Bounding box entries:
::::::

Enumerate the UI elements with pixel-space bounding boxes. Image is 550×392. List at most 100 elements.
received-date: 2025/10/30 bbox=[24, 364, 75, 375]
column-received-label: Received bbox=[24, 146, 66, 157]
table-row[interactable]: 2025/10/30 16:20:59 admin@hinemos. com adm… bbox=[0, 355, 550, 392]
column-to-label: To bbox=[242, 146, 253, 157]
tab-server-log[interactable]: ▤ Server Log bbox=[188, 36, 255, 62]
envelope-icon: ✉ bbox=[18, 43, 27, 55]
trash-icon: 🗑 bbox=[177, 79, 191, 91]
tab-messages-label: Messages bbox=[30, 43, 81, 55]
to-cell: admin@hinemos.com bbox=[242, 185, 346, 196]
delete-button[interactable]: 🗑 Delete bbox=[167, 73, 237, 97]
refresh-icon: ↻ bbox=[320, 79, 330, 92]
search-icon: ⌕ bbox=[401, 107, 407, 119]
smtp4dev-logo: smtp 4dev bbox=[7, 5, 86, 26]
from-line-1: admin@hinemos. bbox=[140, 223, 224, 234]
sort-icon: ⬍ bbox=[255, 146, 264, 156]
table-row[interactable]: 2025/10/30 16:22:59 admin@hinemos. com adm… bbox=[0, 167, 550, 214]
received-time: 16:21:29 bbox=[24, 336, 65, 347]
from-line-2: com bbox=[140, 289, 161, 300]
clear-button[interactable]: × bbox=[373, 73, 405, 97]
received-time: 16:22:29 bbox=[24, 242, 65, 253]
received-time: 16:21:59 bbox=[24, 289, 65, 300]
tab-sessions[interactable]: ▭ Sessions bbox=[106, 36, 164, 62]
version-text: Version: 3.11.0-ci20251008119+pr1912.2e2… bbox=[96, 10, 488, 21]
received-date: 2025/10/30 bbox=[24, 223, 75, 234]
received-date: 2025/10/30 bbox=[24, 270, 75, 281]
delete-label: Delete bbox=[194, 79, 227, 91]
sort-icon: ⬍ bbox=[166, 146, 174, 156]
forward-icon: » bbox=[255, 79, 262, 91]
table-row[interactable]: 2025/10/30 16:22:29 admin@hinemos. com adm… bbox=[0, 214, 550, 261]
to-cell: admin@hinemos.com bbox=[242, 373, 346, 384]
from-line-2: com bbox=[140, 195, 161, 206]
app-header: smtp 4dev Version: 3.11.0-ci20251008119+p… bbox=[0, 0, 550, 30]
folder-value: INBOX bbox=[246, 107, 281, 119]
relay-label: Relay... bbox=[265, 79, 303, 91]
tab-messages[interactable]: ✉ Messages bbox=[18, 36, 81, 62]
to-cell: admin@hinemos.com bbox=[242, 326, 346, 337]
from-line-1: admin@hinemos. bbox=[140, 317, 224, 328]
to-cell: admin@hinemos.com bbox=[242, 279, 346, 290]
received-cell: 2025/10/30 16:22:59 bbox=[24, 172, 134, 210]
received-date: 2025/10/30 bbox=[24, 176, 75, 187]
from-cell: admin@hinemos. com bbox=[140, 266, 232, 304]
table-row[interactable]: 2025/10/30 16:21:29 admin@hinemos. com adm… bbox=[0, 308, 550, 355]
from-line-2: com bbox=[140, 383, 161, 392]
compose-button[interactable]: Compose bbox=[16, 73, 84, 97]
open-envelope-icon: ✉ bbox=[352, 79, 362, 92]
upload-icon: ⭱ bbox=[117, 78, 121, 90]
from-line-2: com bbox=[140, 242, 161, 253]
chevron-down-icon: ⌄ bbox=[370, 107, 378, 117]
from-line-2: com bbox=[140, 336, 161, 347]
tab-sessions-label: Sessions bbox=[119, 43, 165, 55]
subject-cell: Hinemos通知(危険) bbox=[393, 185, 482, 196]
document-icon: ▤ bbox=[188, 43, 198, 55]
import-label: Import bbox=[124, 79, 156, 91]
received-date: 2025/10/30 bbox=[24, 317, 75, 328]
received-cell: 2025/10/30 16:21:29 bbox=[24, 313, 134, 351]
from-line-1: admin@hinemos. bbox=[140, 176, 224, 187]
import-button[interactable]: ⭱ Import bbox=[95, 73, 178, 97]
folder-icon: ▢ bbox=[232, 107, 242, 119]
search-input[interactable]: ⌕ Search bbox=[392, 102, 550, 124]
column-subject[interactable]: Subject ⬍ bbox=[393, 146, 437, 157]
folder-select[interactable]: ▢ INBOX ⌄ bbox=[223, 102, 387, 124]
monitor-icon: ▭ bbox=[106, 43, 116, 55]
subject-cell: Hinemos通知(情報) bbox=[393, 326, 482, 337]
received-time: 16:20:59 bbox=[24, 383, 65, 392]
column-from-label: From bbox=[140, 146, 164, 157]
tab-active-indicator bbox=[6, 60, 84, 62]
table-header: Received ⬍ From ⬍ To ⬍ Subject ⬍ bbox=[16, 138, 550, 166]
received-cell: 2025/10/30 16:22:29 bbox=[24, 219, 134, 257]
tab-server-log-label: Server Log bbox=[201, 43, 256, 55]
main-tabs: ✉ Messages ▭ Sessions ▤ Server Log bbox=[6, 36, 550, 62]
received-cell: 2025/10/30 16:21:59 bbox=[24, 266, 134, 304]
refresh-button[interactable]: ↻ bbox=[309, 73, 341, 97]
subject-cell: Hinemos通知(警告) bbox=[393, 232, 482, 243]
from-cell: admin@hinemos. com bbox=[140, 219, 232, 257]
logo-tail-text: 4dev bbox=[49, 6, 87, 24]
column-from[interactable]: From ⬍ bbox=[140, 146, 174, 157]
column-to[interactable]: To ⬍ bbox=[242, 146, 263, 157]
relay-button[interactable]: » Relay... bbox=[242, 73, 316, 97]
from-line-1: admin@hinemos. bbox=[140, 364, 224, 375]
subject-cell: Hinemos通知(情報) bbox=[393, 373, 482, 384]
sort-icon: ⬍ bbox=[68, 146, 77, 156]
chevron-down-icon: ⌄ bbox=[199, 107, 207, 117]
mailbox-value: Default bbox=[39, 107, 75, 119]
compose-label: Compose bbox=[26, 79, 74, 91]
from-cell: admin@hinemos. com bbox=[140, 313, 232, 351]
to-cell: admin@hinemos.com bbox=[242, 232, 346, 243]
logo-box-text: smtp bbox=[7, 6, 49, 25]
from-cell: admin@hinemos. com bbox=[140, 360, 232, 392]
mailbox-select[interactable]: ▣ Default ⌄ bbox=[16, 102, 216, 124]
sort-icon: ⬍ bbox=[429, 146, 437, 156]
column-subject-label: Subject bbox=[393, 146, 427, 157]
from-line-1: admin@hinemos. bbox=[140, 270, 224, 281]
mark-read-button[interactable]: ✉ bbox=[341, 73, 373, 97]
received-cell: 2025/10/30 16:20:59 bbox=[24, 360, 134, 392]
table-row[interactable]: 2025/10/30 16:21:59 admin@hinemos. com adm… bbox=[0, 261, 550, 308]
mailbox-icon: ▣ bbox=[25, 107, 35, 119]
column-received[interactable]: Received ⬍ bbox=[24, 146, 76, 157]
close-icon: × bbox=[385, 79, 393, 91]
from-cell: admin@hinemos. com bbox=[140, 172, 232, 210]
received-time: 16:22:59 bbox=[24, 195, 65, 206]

::::::

> **TO DO**
Please reproduce the records unchanged, starting at the first line and ending with the line that contains "search-icon: ⌕ bbox=[401, 107, 407, 119]", including both of those lines.

> **OUTPUT BELOW**
Enumerate the UI elements with pixel-space bounding boxes. Image is 550×392. List at most 100 elements.
received-date: 2025/10/30 bbox=[24, 364, 75, 375]
column-received-label: Received bbox=[24, 146, 66, 157]
table-row[interactable]: 2025/10/30 16:20:59 admin@hinemos. com adm… bbox=[0, 355, 550, 392]
column-to-label: To bbox=[242, 146, 253, 157]
tab-server-log[interactable]: ▤ Server Log bbox=[188, 36, 255, 62]
envelope-icon: ✉ bbox=[18, 43, 27, 55]
trash-icon: 🗑 bbox=[177, 79, 191, 91]
tab-messages-label: Messages bbox=[30, 43, 81, 55]
to-cell: admin@hinemos.com bbox=[242, 185, 346, 196]
delete-button[interactable]: 🗑 Delete bbox=[167, 73, 237, 97]
refresh-icon: ↻ bbox=[320, 79, 330, 92]
search-icon: ⌕ bbox=[401, 107, 407, 119]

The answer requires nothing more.